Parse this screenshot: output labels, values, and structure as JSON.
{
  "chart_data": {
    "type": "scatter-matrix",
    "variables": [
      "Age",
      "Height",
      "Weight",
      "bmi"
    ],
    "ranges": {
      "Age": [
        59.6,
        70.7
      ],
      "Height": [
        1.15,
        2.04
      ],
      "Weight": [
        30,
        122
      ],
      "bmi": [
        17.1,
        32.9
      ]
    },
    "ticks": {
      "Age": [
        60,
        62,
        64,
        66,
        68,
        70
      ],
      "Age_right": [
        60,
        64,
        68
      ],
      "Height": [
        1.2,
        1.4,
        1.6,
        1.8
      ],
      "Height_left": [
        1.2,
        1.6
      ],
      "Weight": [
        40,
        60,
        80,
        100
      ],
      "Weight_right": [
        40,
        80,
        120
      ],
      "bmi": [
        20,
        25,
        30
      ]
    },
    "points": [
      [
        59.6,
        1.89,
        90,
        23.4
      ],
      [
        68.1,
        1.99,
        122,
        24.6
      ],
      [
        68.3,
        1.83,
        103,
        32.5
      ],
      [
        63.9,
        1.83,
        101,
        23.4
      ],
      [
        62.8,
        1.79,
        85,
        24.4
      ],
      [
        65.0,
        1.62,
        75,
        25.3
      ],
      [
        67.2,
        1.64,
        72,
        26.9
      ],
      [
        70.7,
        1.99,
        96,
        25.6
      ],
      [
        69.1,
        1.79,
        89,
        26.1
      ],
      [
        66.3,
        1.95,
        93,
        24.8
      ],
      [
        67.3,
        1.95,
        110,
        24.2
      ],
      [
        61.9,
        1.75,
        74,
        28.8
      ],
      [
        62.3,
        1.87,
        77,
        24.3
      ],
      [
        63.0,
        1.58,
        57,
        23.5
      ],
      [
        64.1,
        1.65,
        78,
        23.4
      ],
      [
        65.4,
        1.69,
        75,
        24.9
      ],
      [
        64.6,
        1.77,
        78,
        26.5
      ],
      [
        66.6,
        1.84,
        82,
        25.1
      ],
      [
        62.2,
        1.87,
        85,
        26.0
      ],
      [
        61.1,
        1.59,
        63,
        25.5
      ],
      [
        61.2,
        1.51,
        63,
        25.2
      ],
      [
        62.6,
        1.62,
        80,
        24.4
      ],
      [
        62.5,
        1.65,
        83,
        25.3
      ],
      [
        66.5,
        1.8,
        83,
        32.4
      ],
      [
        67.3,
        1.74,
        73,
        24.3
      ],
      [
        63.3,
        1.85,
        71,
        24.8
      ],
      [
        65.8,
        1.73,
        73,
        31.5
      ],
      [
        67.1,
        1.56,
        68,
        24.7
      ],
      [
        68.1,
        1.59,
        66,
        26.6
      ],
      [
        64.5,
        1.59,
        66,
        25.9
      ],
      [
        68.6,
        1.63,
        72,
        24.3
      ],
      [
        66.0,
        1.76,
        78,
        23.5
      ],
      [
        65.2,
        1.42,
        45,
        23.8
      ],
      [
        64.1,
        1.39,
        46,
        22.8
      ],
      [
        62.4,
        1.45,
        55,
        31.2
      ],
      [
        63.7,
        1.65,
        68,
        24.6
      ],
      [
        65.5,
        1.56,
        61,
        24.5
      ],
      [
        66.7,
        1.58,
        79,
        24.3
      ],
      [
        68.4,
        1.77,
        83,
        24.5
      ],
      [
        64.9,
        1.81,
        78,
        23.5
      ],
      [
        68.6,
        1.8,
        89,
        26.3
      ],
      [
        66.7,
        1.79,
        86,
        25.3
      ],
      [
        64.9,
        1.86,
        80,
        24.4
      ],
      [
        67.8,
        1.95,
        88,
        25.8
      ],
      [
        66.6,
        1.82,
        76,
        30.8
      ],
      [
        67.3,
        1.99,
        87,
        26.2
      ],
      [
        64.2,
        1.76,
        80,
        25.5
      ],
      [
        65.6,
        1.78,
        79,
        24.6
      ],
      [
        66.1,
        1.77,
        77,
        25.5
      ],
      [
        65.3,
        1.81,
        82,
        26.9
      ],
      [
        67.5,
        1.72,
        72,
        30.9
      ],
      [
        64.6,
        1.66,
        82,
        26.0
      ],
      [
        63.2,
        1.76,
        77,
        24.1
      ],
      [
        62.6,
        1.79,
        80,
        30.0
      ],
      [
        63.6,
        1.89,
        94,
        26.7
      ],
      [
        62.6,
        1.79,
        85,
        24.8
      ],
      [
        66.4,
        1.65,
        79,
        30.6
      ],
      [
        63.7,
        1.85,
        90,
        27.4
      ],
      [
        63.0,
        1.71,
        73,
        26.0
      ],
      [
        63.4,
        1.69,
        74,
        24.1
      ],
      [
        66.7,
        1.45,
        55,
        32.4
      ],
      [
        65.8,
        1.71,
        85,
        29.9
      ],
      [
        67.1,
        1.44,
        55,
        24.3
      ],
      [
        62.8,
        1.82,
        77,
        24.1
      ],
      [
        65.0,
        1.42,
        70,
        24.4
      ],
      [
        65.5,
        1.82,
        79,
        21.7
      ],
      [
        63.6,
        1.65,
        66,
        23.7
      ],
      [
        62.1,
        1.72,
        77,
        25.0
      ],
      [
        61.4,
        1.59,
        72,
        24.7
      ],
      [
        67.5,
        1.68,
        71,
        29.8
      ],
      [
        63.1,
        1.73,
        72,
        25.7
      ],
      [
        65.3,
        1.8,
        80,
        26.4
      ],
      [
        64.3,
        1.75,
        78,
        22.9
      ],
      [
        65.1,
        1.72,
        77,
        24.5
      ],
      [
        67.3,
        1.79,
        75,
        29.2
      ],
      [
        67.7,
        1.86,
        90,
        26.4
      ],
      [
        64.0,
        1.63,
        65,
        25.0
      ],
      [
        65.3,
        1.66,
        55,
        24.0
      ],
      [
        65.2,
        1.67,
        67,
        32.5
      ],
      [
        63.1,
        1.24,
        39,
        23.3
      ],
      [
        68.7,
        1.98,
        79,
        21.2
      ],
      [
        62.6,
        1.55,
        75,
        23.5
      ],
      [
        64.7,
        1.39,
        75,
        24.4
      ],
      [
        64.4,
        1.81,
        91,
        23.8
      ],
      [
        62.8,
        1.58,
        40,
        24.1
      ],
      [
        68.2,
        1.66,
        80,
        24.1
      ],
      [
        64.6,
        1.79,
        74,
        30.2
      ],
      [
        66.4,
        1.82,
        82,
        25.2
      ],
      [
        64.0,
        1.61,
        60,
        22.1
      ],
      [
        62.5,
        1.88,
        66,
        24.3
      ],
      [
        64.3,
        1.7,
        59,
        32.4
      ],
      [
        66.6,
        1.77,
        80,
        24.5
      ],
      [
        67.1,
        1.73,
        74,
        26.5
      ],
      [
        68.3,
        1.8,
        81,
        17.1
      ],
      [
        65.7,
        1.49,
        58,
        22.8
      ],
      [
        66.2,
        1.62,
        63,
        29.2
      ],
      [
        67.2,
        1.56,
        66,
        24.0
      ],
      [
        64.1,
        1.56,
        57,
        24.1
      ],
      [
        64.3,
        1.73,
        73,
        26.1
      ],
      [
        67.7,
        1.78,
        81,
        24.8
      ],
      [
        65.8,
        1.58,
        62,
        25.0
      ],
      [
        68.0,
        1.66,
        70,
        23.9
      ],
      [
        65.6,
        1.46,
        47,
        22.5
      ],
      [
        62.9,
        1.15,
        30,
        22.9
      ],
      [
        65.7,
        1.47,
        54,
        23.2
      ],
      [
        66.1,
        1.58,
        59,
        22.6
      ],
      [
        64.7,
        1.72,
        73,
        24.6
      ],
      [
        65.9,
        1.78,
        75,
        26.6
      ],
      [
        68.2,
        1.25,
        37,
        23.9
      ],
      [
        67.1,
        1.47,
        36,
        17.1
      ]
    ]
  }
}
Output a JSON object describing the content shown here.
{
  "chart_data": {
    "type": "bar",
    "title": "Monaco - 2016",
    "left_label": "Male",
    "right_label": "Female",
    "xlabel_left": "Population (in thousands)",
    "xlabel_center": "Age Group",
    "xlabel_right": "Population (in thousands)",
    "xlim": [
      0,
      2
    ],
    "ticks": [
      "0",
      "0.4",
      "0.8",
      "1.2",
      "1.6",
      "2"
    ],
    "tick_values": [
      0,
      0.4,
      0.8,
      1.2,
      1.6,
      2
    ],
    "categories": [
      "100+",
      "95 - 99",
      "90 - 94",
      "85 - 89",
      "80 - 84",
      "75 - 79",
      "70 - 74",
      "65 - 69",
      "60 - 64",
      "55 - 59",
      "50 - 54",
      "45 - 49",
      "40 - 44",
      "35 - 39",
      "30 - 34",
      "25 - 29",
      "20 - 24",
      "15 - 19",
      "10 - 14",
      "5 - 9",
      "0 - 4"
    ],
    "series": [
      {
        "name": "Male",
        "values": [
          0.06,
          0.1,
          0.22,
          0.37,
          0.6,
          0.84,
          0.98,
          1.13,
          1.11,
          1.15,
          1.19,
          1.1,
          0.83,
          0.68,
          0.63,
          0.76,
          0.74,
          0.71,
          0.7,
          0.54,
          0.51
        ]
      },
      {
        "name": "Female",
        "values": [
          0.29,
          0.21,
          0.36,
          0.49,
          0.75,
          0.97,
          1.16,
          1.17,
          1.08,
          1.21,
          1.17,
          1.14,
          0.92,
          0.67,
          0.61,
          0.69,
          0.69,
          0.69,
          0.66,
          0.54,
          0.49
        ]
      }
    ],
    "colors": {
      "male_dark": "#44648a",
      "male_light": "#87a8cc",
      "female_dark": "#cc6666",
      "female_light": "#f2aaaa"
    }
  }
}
....
◆ **TO DO**:
List each line of the records that holds the string "thousands".

◆ **SOLUTION TO THE EXERCISE**:
    "xlabel_left": "Population (in thousands)",
    "xlabel_right": "Population (in thousands)",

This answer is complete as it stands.